• Goal of the exercise
Identify all lines in the listing that include the word "Auto", and copy them out.

─── Records supplied ───

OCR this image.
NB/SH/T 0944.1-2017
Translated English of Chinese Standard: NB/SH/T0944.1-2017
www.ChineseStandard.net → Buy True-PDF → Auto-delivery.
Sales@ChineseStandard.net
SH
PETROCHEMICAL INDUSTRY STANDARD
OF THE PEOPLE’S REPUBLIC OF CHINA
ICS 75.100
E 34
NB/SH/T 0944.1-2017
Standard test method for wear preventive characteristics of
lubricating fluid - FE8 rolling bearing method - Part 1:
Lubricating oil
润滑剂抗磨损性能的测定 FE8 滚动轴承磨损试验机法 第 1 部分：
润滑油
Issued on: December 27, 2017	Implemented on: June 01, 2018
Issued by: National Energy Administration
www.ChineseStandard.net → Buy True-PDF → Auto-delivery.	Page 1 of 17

───
─── Records supplied ───

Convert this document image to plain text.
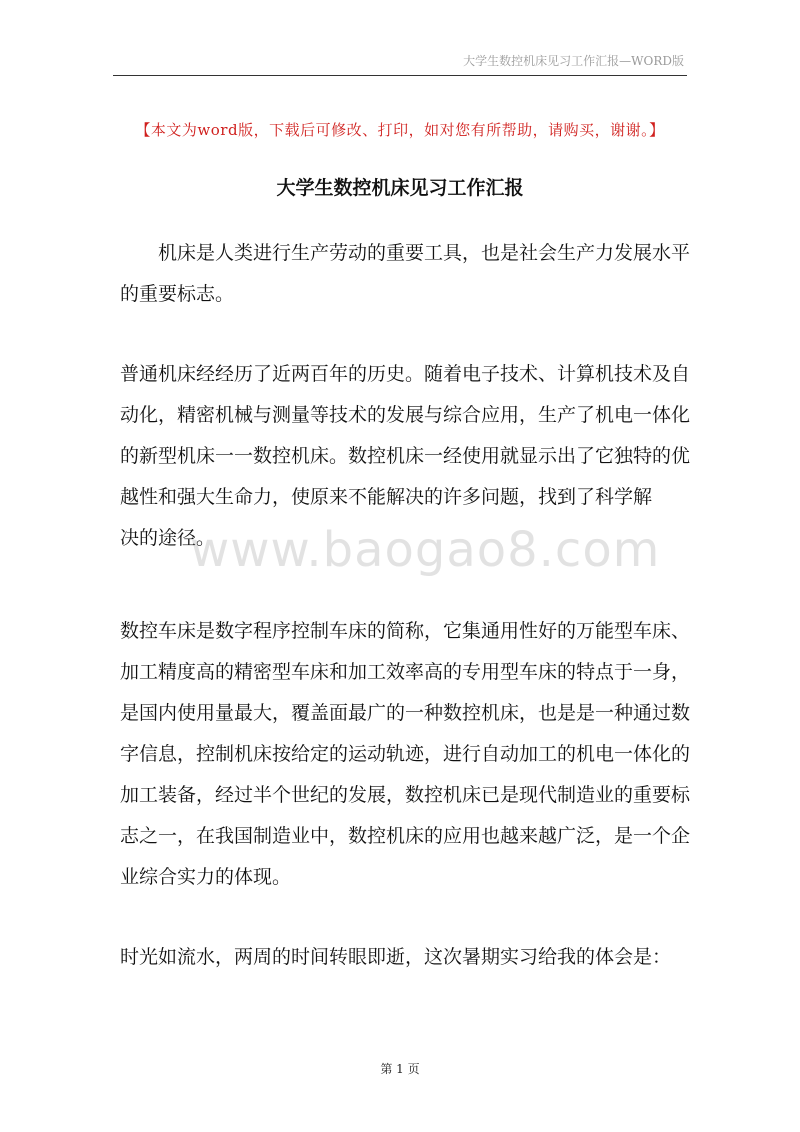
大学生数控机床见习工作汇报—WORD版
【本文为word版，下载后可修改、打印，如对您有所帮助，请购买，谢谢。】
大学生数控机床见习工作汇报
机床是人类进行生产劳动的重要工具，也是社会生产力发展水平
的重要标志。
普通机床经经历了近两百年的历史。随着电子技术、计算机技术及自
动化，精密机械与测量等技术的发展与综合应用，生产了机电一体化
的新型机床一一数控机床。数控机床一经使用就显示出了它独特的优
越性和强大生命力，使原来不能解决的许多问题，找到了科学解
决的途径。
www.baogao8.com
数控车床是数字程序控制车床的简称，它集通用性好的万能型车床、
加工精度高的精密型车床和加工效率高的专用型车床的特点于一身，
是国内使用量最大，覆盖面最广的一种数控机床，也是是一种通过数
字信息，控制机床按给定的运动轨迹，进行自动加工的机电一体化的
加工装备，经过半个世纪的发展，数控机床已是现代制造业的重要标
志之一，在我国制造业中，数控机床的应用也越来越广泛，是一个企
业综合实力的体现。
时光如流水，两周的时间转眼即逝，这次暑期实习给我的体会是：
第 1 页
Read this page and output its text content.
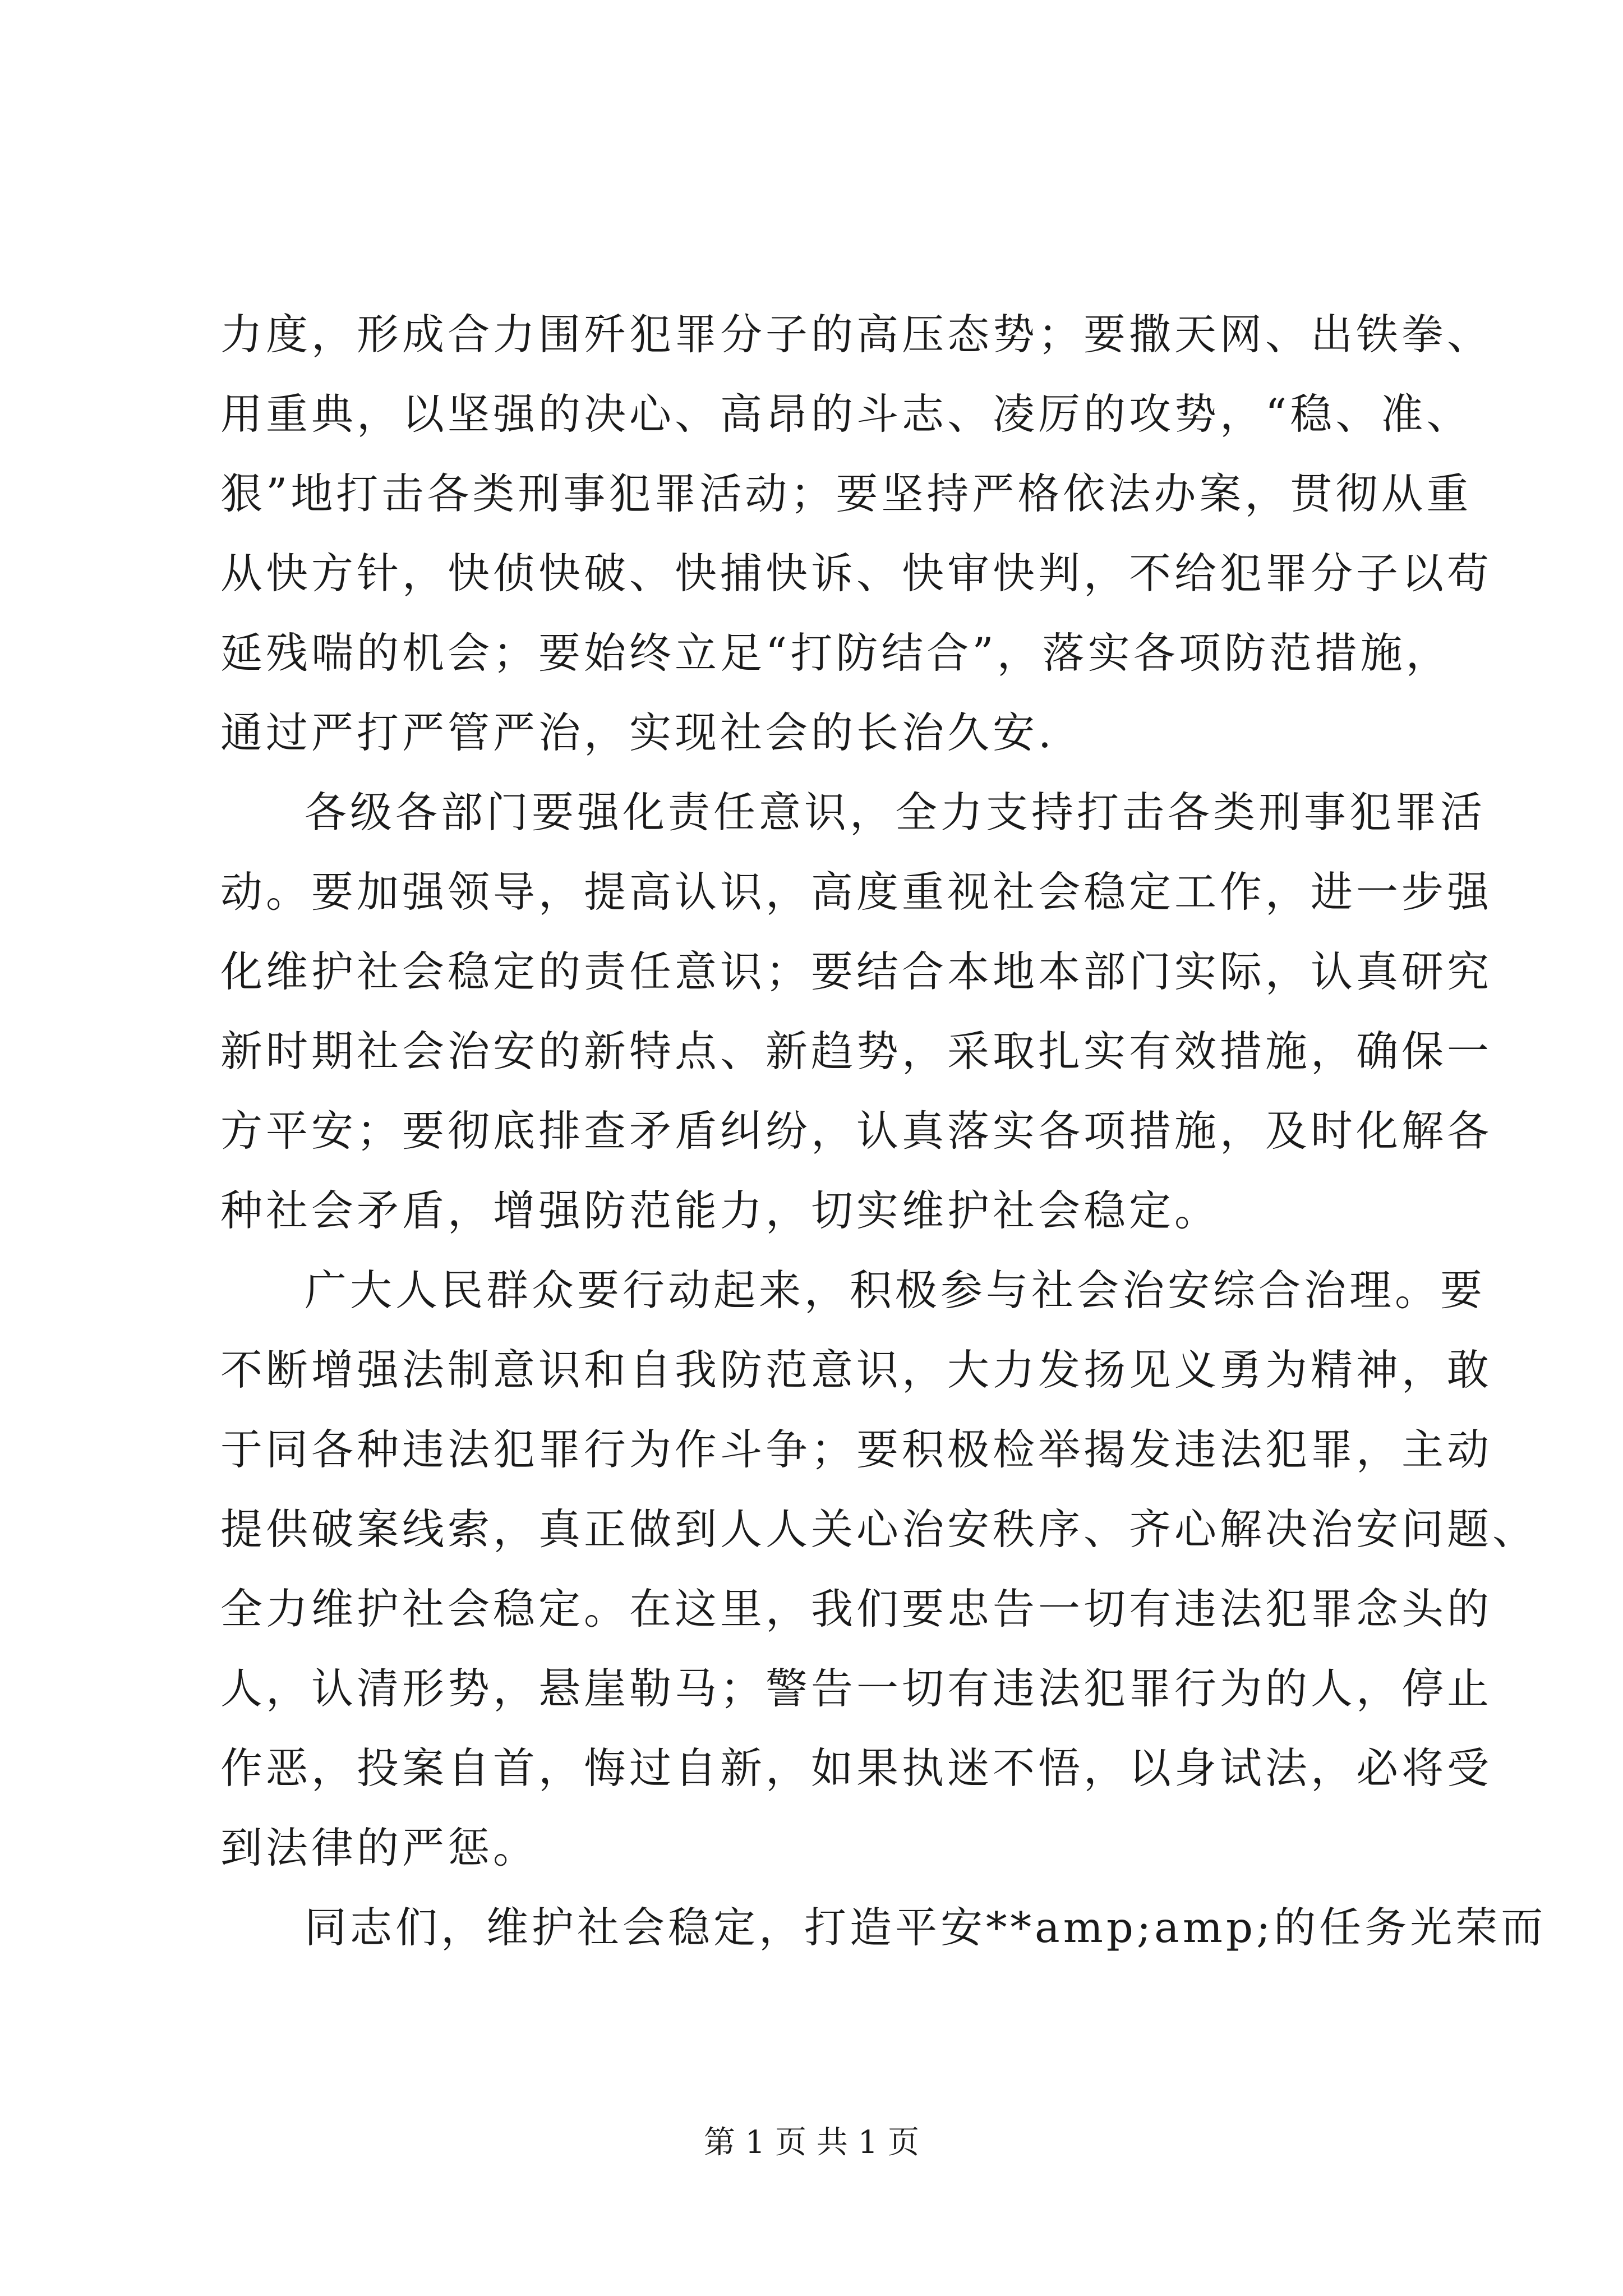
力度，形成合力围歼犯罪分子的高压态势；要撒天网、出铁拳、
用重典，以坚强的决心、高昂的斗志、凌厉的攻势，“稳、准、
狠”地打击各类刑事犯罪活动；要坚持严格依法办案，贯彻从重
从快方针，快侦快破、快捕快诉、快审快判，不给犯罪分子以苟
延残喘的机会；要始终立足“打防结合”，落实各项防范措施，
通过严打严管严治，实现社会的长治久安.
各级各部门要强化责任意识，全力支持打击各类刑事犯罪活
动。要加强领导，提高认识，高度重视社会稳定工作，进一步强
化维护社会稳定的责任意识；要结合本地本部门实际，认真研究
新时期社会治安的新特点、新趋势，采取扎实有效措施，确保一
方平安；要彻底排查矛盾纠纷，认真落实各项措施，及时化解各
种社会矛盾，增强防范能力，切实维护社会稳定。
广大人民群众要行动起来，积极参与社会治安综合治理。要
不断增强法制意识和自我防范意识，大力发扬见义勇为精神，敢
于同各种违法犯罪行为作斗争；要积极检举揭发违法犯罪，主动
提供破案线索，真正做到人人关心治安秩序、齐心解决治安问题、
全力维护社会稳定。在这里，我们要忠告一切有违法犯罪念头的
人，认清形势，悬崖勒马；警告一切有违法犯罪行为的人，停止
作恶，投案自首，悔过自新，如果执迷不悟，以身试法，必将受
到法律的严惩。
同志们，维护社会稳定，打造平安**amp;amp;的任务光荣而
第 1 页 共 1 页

───

• Output for this exercise
www.ChineseStandard.net → Buy True-PDF → Auto-delivery.
www.ChineseStandard.net → Buy True-PDF → Auto-delivery.	Page 1 of 17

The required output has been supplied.